■ **Given problem**: Identify every line in the items below that contains the string "wood", and copy each such line in full. Case counts.

■ **Dataset records**:
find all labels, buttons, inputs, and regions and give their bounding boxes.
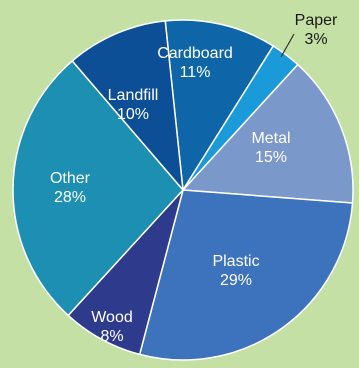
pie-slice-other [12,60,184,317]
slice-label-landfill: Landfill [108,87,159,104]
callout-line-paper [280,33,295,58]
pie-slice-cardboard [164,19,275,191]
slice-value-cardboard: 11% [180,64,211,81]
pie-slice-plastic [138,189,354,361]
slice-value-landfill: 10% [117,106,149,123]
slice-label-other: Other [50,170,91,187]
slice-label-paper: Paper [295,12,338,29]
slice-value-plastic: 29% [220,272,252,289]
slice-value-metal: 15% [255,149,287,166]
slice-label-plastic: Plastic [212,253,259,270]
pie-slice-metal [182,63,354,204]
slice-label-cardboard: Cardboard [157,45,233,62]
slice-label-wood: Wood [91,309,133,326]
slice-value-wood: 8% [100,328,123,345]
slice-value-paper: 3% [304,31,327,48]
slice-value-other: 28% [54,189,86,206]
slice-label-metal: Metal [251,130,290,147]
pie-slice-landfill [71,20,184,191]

■ **Written reply**:
slice-label-wood: Wood [91,309,133,326]
slice-value-wood: 8% [100,328,123,345]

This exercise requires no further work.